Allen's first assignment as a flag officer was as Director of Resources at Coast Guard Headquarters then Commander, Seventh Coast Guard District, where he directed all operations in the Southeastern United States and Caribbean. Following that assignment he served as Commander, Atlantic Area and U.S. Maritime Defense Zone Atlantic. In this capacity he oversaw all Coast Guard operations on the U.S. East Coast, Gulf Coast, and Great Lakes in the aftermath of the September 11 attacks. Allen served as the U.S. Coast Guard's Chief of Staff from May 2002 until May 2006. As Chief of Staff, Allen was third in the Coast Guard's command structure, and was commanding officer of Coast Guard Headquarters in Washington, D.C.

====Hurricane Katrina====
On 5 September 2005, while serving as Coast Guard Chief of Staff, Allen was appointed deputy to Federal Emergency Management Agency Director Michael D. Brown by Homeland Security Secretary Michael Chertoff, and placed in charge of Hurricane Katrina search-and-rescue and recovery efforts. Former colleagues interviewed after the announcement praised Allen as well-suited to the task.

On 9 September 2005, Allen was given full command of the Bush administration's Hurricane Katrina onsite relief efforts. Secretary of Homeland Security Michael Chertoff elevated Allen following the removal of Federal Emergency Management Agency Director Michael D. Brown from that position. Allen announced on 25 January that he would be relieved of this responsibility on 27 January 2006.

====Commandant of the U.S. Coast Guard====
Allen assumed the duties of the 23rd Commandant of the U.S. Coast Guard on 25 May 2006. He was appointed to a four-year term by President George W. Bush and confirmed by the Senate. Admiral Robert J. Papp Jr. succeeded him as commandant on 25 May 2010, in a change of command ceremony.

====Deepwater Horizon oil spill====
On 30 April 2010, Homeland Security Secretary Janet Napolitano announced that Allen would serve as the National Incident Commander for the federal government's response to the Deepwater Horizon oil spill in the Gulf of Mexico. After the end of his service as commandant on 25 May 2010, Allen continued serving as National Incident Commander until 1 October 2010, when that billet was disestablished. He also remained on active duty in the Coast Guard until 30 June 2010, which was the first time in history the Coast Guard had two active duty four-star admirals. The position of Vice Commandant of the Coast Guard has since been made a four-star rank.

====Operation Fouled Anchor (OFA) Investigation====

Because Admiral Allen served as Chief of Staff for the Coast Guard from May 2002 to May 2006 the House Committee on Oversight and Accountability investigating the Coast Guard’s mishandling of serious misconduct requested that Allen participate in a voluntary transcribed interview. The Committee stated that "[o]ne of the key questions the Committee is examining is the extent to which senior USCG leadership willfully concealed internal reports from Congress that would have informed policy changes needed to combat, and further prevent, future incidents of misconduct. Additionally, as the Chief of Staff during and the Commandant following the date range investigated by OFA, the Committee is interested in learning more about what efforts were made to notify Congress or conceal misconduct. We believe that as the former Commandant and Chief of Staff of the U.S. Coast Guard, you have information that will assist us in fully understanding the extent to which USCG withheld these reports from Congress, how these incidents of misconduct were handled, and what actions USCG took regarding those responsible. We therefore request that you make yourself available voluntarily for a transcribed interview."

**TASK SET**
1 - Give the text on Allen's Coast Guard career again from "On 9 September" to "of command ceremony.", replacing "change of command ceremony" with "formal handover ceremony".
2 - Carry on the text about Allen's Coast Guard career past its final sentence.

[Structured page parsing data]
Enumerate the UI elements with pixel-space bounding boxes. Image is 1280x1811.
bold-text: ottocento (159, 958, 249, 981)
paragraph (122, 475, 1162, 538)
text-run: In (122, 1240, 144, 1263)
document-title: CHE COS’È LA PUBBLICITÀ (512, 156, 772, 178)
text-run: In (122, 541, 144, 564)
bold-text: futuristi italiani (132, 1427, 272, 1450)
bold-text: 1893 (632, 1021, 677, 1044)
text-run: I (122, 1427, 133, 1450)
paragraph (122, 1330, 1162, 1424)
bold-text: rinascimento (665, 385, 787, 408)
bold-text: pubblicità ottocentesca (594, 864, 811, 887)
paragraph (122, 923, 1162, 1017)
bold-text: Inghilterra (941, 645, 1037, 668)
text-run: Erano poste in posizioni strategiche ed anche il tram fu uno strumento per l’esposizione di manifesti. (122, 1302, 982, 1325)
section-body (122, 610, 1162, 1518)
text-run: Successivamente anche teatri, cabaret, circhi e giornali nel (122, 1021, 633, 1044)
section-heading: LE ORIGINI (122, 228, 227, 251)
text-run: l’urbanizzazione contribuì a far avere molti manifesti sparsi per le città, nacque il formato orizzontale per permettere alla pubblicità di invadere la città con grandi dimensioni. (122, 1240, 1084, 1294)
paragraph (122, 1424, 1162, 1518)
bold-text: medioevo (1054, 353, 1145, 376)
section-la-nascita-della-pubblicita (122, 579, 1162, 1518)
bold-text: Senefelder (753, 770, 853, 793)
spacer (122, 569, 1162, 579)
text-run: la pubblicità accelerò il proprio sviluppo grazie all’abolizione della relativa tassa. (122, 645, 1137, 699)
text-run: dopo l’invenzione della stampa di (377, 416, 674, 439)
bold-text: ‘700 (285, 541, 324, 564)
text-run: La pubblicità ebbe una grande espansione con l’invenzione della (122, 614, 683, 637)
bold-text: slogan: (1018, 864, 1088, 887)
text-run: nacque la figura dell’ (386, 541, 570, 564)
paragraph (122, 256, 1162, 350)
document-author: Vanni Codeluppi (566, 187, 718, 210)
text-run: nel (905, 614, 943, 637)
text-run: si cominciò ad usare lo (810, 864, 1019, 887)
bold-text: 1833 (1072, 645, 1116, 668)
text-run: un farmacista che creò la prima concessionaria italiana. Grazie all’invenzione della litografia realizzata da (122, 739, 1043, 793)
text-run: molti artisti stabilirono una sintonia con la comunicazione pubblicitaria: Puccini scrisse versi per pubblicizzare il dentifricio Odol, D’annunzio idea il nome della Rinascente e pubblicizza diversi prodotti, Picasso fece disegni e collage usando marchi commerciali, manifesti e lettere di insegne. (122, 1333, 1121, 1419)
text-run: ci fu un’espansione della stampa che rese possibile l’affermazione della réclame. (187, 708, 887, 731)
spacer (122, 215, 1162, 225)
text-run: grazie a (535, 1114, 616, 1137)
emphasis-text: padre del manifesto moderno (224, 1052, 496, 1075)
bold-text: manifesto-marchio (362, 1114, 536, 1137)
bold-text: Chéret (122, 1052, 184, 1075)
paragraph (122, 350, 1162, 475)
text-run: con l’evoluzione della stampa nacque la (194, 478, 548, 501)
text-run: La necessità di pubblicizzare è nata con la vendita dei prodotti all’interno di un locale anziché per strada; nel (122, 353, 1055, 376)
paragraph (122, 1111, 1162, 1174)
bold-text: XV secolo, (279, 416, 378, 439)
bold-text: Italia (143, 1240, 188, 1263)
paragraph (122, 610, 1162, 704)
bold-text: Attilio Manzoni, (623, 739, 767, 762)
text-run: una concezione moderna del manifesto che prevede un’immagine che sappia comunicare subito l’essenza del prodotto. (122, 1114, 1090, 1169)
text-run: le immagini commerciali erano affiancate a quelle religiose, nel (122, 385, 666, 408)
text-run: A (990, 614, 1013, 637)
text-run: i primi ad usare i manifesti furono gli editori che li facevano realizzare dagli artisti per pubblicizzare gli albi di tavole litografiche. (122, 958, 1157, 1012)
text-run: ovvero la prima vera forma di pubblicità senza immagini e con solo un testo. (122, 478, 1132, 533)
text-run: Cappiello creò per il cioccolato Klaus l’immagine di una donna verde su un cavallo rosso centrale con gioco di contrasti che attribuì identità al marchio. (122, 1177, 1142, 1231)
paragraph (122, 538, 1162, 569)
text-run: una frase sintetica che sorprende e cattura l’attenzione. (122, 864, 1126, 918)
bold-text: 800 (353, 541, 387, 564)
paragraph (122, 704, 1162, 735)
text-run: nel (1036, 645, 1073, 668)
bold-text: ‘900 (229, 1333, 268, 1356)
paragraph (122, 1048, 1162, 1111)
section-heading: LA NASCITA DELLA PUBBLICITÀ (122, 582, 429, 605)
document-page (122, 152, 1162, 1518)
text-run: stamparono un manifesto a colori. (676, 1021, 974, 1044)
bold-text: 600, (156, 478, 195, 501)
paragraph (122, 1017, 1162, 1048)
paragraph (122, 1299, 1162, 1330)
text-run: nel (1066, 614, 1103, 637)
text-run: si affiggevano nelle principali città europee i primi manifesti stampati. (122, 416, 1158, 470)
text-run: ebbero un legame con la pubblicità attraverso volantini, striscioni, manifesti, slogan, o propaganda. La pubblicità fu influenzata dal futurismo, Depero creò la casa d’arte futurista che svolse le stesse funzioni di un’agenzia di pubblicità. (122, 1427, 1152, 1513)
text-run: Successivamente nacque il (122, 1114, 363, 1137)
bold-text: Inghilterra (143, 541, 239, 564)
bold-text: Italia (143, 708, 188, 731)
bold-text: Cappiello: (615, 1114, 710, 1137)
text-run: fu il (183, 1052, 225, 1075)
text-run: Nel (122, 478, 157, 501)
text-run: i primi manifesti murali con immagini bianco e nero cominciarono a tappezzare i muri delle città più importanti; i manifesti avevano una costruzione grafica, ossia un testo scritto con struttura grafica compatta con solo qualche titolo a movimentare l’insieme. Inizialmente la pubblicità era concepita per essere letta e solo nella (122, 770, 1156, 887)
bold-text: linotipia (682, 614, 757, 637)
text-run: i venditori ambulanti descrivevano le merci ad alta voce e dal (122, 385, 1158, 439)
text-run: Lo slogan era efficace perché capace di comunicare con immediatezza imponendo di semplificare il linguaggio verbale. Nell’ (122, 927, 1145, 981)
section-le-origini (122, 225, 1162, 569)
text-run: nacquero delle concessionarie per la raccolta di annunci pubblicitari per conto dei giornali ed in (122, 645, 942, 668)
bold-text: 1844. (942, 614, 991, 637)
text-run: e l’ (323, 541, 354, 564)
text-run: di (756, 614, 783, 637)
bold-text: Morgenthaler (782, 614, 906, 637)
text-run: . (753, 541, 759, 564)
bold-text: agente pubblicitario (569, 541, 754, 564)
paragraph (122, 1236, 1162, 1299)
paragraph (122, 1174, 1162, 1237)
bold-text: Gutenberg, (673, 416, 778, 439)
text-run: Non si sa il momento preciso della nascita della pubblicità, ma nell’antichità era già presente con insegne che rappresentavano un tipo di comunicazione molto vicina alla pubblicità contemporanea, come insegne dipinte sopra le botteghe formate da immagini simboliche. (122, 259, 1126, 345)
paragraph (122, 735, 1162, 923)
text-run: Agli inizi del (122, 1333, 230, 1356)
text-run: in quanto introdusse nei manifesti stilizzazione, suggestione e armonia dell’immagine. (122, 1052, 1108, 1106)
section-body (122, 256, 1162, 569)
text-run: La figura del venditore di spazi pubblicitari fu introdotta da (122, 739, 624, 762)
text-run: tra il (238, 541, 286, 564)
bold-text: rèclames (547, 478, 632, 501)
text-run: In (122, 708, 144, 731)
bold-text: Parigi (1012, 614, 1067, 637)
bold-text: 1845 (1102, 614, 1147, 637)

**ANSWERS FOR THE EXERCISE**
1 -
On 9 September 2005, Allen was given full command of the Bush administration's Hurricane Katrina onsite relief efforts. Secretary of Homeland Security Michael Chertoff elevated Allen following the removal of Federal Emergency Management Agency Director Michael D. Brown from that position. Allen announced on 25 January that he would be relieved of this responsibility on 27 January 2006.

====Commandant of the U.S. Coast Guard====
Allen assumed the duties of the 23rd Commandant of the U.S. Coast Guard on 25 May 2006. He was appointed to a four-year term by President George W. Bush and confirmed by the Senate. Admiral Robert J. Papp Jr. succeeded him as commandant on 25 May 2010, in a formal handover ceremony.

2 -
===RAND Corporation and Booz Allen Hamilton===
In October 2010, Allen joined the RAND Corporation as a senior fellow. On 28 November 2011, Booz Allen Hamilton named Allen a Senior Vice President, joining the firm's Justice and Homeland Security business and leading development of thought leadership and client engagement regarding the direction of law enforcement and homeland security.

==Personal life==
Allen resides in Vienna, Virginia, with his wife Pamela A. Hess, whom he married in October 1975. They have three children and five grandchildren. He was elected a National Academy of Public Administration Fellow in 2003.

Allen's civilian awards include the 2006 Strategic Vision Award by the Global Strategy Institute (GSI) of the Center for Strategic and International Studies (CSIS). In 2009, he was awarded the Admiral Of The Ocean Sea Award (AOTOS) from the United Seaman's Service and the 2009 Business Achievement Award given by Beta Gamma Sigma, the academic honor society affiliated with the Association to Advance Collegiate Schools of Business. He was nominated for this award by the United States Coast Guard Academy. Allen, in May 2013, also received an honorary doctorate in public service from the George Washington University.

Allen is a member of the Homeland Security Advisory Council.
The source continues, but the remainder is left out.